* [QUOTED PASSAGE]
Don’t go near the water!

oiledgull

U. S. Senators Mark Warner and Tim Kaine along with Governor Terry McAuliffe have endangered Myrtle Beach and the Outer Banks and, more generally, our Atlantic coastal waters.

They support foul and dirty development in the waters offshore, fighting for the right of the toxic fossil fuel industry to drill for gas and oil.

They are most reassuring.  You know that soft tonal incantation politicians hone to reassure us that all will be just fine.  It makes you scream.  You want to shout, “Liar, Liar, Pants on Fire.”

We can still remember the Deepwater Horizon spill in the Gulf of Mexico in 2010.  The BP spokespersons enunciated in soft oleaginous tones, “It will be just fine.”  But they weren’t even close.

The White House closed off drilling in the Atlantic Coastal waters after the disastrous BP spill.  Anything else would have been unreasonable.  We witnessed in relentless television and print and digital coverage how the Horizon disaster killed tourism, how few flocked to oil-stained beaches wanting to see mired birds dying, and how the fishing industry had nowhere to go but down.

Now President Barack Obama has reversed field, caving to pressure from the fossil fuel giants who want oil and gas drill rigs in place from Virginia to Georgia.

We are still unsafe because the reforms in the industry range from moderate to nothing at all when it comes to avoiding the risk of an oil spill or a blowout.

We propose to drill for more oil and gas when there’s an oil glut prompting consumer glee at the pump.  Reduced oil prices have influenced oil producers to cut production.

Meanwhile, are we about to put in place the conditions to have another disaster?

* [DATA EXCERPTS]
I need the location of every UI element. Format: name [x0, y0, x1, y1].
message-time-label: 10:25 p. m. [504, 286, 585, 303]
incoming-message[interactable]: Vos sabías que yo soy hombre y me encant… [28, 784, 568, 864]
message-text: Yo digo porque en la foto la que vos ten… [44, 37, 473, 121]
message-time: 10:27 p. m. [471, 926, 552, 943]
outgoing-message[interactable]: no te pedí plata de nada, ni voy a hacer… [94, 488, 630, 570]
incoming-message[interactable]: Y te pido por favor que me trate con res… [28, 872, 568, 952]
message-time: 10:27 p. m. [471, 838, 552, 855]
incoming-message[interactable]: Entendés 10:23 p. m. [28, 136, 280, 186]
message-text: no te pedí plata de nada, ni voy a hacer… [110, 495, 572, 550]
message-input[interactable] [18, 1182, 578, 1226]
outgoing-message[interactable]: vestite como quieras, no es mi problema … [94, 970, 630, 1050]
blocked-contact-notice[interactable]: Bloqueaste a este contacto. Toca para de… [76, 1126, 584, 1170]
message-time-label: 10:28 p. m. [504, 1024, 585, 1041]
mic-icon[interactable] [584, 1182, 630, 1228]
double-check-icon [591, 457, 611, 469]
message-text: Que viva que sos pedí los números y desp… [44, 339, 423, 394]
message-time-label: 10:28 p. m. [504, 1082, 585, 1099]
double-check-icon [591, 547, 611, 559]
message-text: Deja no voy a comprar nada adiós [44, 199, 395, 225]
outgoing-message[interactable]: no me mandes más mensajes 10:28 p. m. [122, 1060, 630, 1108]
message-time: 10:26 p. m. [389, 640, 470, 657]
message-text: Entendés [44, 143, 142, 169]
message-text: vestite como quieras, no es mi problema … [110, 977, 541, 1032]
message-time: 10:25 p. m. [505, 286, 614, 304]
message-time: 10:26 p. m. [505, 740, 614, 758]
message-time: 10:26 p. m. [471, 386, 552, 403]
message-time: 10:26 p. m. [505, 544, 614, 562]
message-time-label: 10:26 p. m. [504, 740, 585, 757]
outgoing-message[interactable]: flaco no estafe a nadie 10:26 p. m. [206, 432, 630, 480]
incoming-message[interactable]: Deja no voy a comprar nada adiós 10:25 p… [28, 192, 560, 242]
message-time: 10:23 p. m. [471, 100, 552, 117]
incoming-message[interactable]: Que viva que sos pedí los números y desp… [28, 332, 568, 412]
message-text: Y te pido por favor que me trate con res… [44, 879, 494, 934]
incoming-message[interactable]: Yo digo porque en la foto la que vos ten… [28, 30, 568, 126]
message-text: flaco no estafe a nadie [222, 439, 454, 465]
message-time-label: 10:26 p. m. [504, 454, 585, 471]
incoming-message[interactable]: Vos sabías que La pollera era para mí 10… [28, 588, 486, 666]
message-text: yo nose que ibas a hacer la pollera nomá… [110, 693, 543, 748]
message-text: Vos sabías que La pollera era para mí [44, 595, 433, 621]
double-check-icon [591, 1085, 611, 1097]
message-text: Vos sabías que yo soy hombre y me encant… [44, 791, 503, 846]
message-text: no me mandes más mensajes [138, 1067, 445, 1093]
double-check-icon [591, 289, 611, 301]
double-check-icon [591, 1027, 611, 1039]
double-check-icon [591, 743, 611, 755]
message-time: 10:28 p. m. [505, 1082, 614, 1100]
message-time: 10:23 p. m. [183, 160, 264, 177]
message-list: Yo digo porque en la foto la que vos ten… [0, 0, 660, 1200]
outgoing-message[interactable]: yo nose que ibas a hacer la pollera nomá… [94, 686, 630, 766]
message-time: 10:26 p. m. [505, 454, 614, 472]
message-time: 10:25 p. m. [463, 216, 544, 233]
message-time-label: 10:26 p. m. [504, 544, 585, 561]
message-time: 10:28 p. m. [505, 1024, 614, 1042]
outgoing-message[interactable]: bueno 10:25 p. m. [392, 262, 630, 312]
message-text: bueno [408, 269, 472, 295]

* [PROBLEM DETAILS] In the opinion piece on Atlantic offshore drilling, what did the White House do after the BP spill?

* [EXERCISE RESPONSE] It closed off drilling in the Atlantic coastal waters.